→ Written task
Leaving out the pictures, please retype each record exactly.

....................

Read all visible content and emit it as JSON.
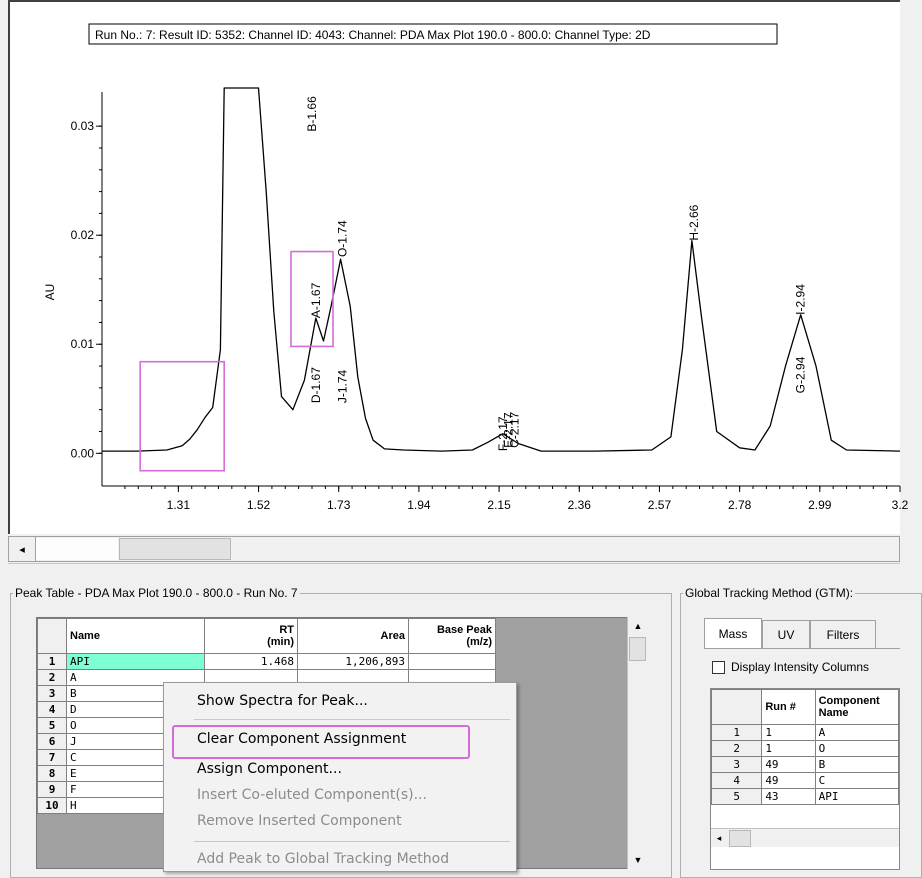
{
  "chart_data": {
    "type": "line",
    "title": "Run No.: 7: Result ID: 5352: Channel ID: 4043: Channel: PDA Max Plot 190.0 - 800.0: Channel Type: 2D",
    "ylabel": "AU",
    "xlabel": "",
    "xlim": [
      1.11,
      3.2
    ],
    "ylim": [
      -0.003,
      0.0335
    ],
    "x_ticks": [
      "1.31",
      "1.52",
      "1.73",
      "1.94",
      "2.15",
      "2.36",
      "2.57",
      "2.78",
      "2.99",
      "3.2"
    ],
    "y_ticks": [
      "0.00",
      "0.01",
      "0.02",
      "0.03"
    ],
    "series": [
      {
        "x": [
          1.11,
          1.2,
          1.28,
          1.32,
          1.34,
          1.36,
          1.38,
          1.4,
          1.42,
          1.43,
          1.45,
          1.47,
          1.48,
          1.5,
          1.52,
          1.54,
          1.56,
          1.58,
          1.61,
          1.64,
          1.67,
          1.69,
          1.71,
          1.735,
          1.76,
          1.78,
          1.8,
          1.82,
          1.85,
          1.9,
          2.0,
          2.08,
          2.12,
          2.16,
          2.2,
          2.26,
          2.4,
          2.55,
          2.6,
          2.63,
          2.655,
          2.68,
          2.72,
          2.78,
          2.82,
          2.86,
          2.9,
          2.94,
          2.98,
          3.02,
          3.06,
          3.2
        ],
        "y": [
          0.0002,
          0.0002,
          0.0003,
          0.0007,
          0.0013,
          0.0022,
          0.0033,
          0.0042,
          0.0095,
          0.0336,
          0.0336,
          0.0336,
          0.0336,
          0.0336,
          0.0336,
          0.024,
          0.013,
          0.0052,
          0.004,
          0.0067,
          0.0124,
          0.0103,
          0.0135,
          0.0178,
          0.0135,
          0.007,
          0.0032,
          0.0012,
          0.0004,
          0.0003,
          0.0002,
          0.0003,
          0.001,
          0.0018,
          0.0009,
          0.0002,
          0.0002,
          0.0003,
          0.0015,
          0.0095,
          0.0195,
          0.0125,
          0.002,
          0.0005,
          0.0003,
          0.0025,
          0.008,
          0.0127,
          0.008,
          0.0012,
          0.0003,
          0.0002
        ]
      }
    ],
    "annotations": [
      {
        "label": "B-1.66",
        "x": 1.66,
        "y": 0.0295
      },
      {
        "label": "A-1.67",
        "x": 1.67,
        "y": 0.0124
      },
      {
        "label": "D-1.67",
        "x": 1.67,
        "y": 0.0046
      },
      {
        "label": "O-1.74",
        "x": 1.74,
        "y": 0.018
      },
      {
        "label": "J-1.74",
        "x": 1.74,
        "y": 0.0046
      },
      {
        "label": "F-2.17",
        "x": 2.16,
        "y": 0.0002
      },
      {
        "label": "E-2.17",
        "x": 2.175,
        "y": 0.0005
      },
      {
        "label": "C-2.17",
        "x": 2.19,
        "y": 0.0005
      },
      {
        "label": "H-2.66",
        "x": 2.66,
        "y": 0.0195
      },
      {
        "label": "I-2.94",
        "x": 2.94,
        "y": 0.0127
      },
      {
        "label": "G-2.94",
        "x": 2.94,
        "y": 0.0055
      }
    ],
    "highlight_regions": [
      {
        "x": [
          1.21,
          1.43
        ],
        "y": [
          -0.0016,
          0.0084
        ]
      },
      {
        "x": [
          1.605,
          1.715
        ],
        "y": [
          0.0098,
          0.0185
        ]
      }
    ],
    "grid": false
  },
  "scrollbar": {
    "left_arrow": "◂"
  },
  "peak_table": {
    "legend": "Peak Table - PDA Max Plot 190.0 - 800.0 - Run No. 7",
    "headers": {
      "name": "Name",
      "rt": "RT\n(min)",
      "area": "Area",
      "base_peak": "Base Peak\n(m/z)"
    },
    "rows": [
      {
        "n": "1",
        "name": "API",
        "rt": "1.468",
        "area": "1,206,893",
        "base": ""
      },
      {
        "n": "2",
        "name": "A",
        "rt": "",
        "area": "",
        "base": ""
      },
      {
        "n": "3",
        "name": "B",
        "rt": "",
        "area": "",
        "base": ""
      },
      {
        "n": "4",
        "name": "D",
        "rt": "",
        "area": "",
        "base": ""
      },
      {
        "n": "5",
        "name": "O",
        "rt": "",
        "area": "",
        "base": ""
      },
      {
        "n": "6",
        "name": "J",
        "rt": "",
        "area": "",
        "base": ""
      },
      {
        "n": "7",
        "name": "C",
        "rt": "",
        "area": "",
        "base": ""
      },
      {
        "n": "8",
        "name": "E",
        "rt": "",
        "area": "",
        "base": ""
      },
      {
        "n": "9",
        "name": "F",
        "rt": "",
        "area": "",
        "base": ""
      },
      {
        "n": "10",
        "name": "H",
        "rt": "",
        "area": "",
        "base": ""
      }
    ]
  },
  "context_menu": {
    "items": [
      {
        "label": "Show Spectra for Peak...",
        "enabled": true
      },
      {
        "label": "Clear Component Assignment",
        "enabled": true
      },
      {
        "label": "Assign Component...",
        "enabled": true
      },
      {
        "label": "Insert Co-eluted Component(s)...",
        "enabled": false
      },
      {
        "label": "Remove Inserted Component",
        "enabled": false
      },
      {
        "label": "Add Peak to Global Tracking Method",
        "enabled": false
      }
    ]
  },
  "gtm": {
    "legend": "Global Tracking Method (GTM):",
    "tabs": [
      "Mass",
      "UV",
      "Filters"
    ],
    "checkbox_label": "Display Intensity Columns",
    "headers": {
      "run": "Run #",
      "component": "Component\nName"
    },
    "rows": [
      {
        "n": "1",
        "run": "1",
        "component": "A"
      },
      {
        "n": "2",
        "run": "1",
        "component": "O"
      },
      {
        "n": "3",
        "run": "49",
        "component": "B"
      },
      {
        "n": "4",
        "run": "49",
        "component": "C"
      },
      {
        "n": "5",
        "run": "43",
        "component": "API"
      }
    ]
  },
  "colors": {
    "highlight": "#d66cdc",
    "selected_cell": "#7fffd4",
    "trace": "#000000"
  }
}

....................

→ Complete output
Read all visible content and emit it as JSON.
{
  "chart_data": {
    "type": "line",
    "title": "Run No.: 7: Result ID: 5352: Channel ID: 4043: Channel: PDA Max Plot 190.0 - 800.0: Channel Type: 2D",
    "ylabel": "AU",
    "xlabel": "",
    "xlim": [
      1.11,
      3.2
    ],
    "ylim": [
      -0.003,
      0.0335
    ],
    "x_ticks": [
      "1.31",
      "1.52",
      "1.73",
      "1.94",
      "2.15",
      "2.36",
      "2.57",
      "2.78",
      "2.99",
      "3.2"
    ],
    "y_ticks": [
      "0.00",
      "0.01",
      "0.02",
      "0.03"
    ],
    "series": [
      {
        "x": [
          1.11,
          1.2,
          1.28,
          1.32,
          1.34,
          1.36,
          1.38,
          1.4,
          1.42,
          1.43,
          1.45,
          1.47,
          1.48,
          1.5,
          1.52,
          1.54,
          1.56,
          1.58,
          1.61,
          1.64,
          1.67,
          1.69,
          1.71,
          1.735,
          1.76,
          1.78,
          1.8,
          1.82,
          1.85,
          1.9,
          2.0,
          2.08,
          2.12,
          2.16,
          2.2,
          2.26,
          2.4,
          2.55,
          2.6,
          2.63,
          2.655,
          2.68,
          2.72,
          2.78,
          2.82,
          2.86,
          2.9,
          2.94,
          2.98,
          3.02,
          3.06,
          3.2
        ],
        "y": [
          0.0002,
          0.0002,
          0.0003,
          0.0007,
          0.0013,
          0.0022,
          0.0033,
          0.0042,
          0.0095,
          0.0336,
          0.0336,
          0.0336,
          0.0336,
          0.0336,
          0.0336,
          0.024,
          0.013,
          0.0052,
          0.004,
          0.0067,
          0.0124,
          0.0103,
          0.0135,
          0.0178,
          0.0135,
          0.007,
          0.0032,
          0.0012,
          0.0004,
          0.0003,
          0.0002,
          0.0003,
          0.001,
          0.0018,
          0.0009,
          0.0002,
          0.0002,
          0.0003,
          0.0015,
          0.0095,
          0.0195,
          0.0125,
          0.002,
          0.0005,
          0.0003,
          0.0025,
          0.008,
          0.0127,
          0.008,
          0.0012,
          0.0003,
          0.0002
        ]
      }
    ],
    "annotations": [
      {
        "label": "B-1.66",
        "x": 1.66,
        "y": 0.0295
      },
      {
        "label": "A-1.67",
        "x": 1.67,
        "y": 0.0124
      },
      {
        "label": "D-1.67",
        "x": 1.67,
        "y": 0.0046
      },
      {
        "label": "O-1.74",
        "x": 1.74,
        "y": 0.018
      },
      {
        "label": "J-1.74",
        "x": 1.74,
        "y": 0.0046
      },
      {
        "label": "F-2.17",
        "x": 2.16,
        "y": 0.0002
      },
      {
        "label": "E-2.17",
        "x": 2.175,
        "y": 0.0005
      },
      {
        "label": "C-2.17",
        "x": 2.19,
        "y": 0.0005
      },
      {
        "label": "H-2.66",
        "x": 2.66,
        "y": 0.0195
      },
      {
        "label": "I-2.94",
        "x": 2.94,
        "y": 0.0127
      },
      {
        "label": "G-2.94",
        "x": 2.94,
        "y": 0.0055
      }
    ],
    "highlight_regions": [
      {
        "x": [
          1.21,
          1.43
        ],
        "y": [
          -0.0016,
          0.0084
        ]
      },
      {
        "x": [
          1.605,
          1.715
        ],
        "y": [
          0.0098,
          0.0185
        ]
      }
    ],
    "grid": false
  },
  "scrollbar": {
    "left_arrow": "◂"
  },
  "peak_table": {
    "legend": "Peak Table - PDA Max Plot 190.0 - 800.0 - Run No. 7",
    "headers": {
      "name": "Name",
      "rt": "RT\n(min)",
      "area": "Area",
      "base_peak": "Base Peak\n(m/z)"
    },
    "rows": [
      {
        "n": "1",
        "name": "API",
        "rt": "1.468",
        "area": "1,206,893",
        "base": ""
      },
      {
        "n": "2",
        "name": "A",
        "rt": "",
        "area": "",
        "base": ""
      },
      {
        "n": "3",
        "name": "B",
        "rt": "",
        "area": "",
        "base": ""
      },
      {
        "n": "4",
        "name": "D",
        "rt": "",
        "area": "",
        "base": ""
      },
      {
        "n": "5",
        "name": "O",
        "rt": "",
        "area": "",
        "base": ""
      },
      {
        "n": "6",
        "name": "J",
        "rt": "",
        "area": "",
        "base": ""
      },
      {
        "n": "7",
        "name": "C",
        "rt": "",
        "area": "",
        "base": ""
      },
      {
        "n": "8",
        "name": "E",
        "rt": "",
        "area": "",
        "base": ""
      },
      {
        "n": "9",
        "name": "F",
        "rt": "",
        "area": "",
        "base": ""
      },
      {
        "n": "10",
        "name": "H",
        "rt": "",
        "area": "",
        "base": ""
      }
    ]
  },
  "context_menu": {
    "items": [
      {
        "label": "Show Spectra for Peak...",
        "enabled": true
      },
      {
        "label": "Clear Component Assignment",
        "enabled": true
      },
      {
        "label": "Assign Component...",
        "enabled": true
      },
      {
        "label": "Insert Co-eluted Component(s)...",
        "enabled": false
      },
      {
        "label": "Remove Inserted Component",
        "enabled": false
      },
      {
        "label": "Add Peak to Global Tracking Method",
        "enabled": false
      }
    ]
  },
  "gtm": {
    "legend": "Global Tracking Method (GTM):",
    "tabs": [
      "Mass",
      "UV",
      "Filters"
    ],
    "checkbox_label": "Display Intensity Columns",
    "headers": {
      "run": "Run #",
      "component": "Component\nName"
    },
    "rows": [
      {
        "n": "1",
        "run": "1",
        "component": "A"
      },
      {
        "n": "2",
        "run": "1",
        "component": "O"
      },
      {
        "n": "3",
        "run": "49",
        "component": "B"
      },
      {
        "n": "4",
        "run": "49",
        "component": "C"
      },
      {
        "n": "5",
        "run": "43",
        "component": "API"
      }
    ]
  },
  "colors": {
    "highlight": "#d66cdc",
    "selected_cell": "#7fffd4",
    "trace": "#000000"
  }
}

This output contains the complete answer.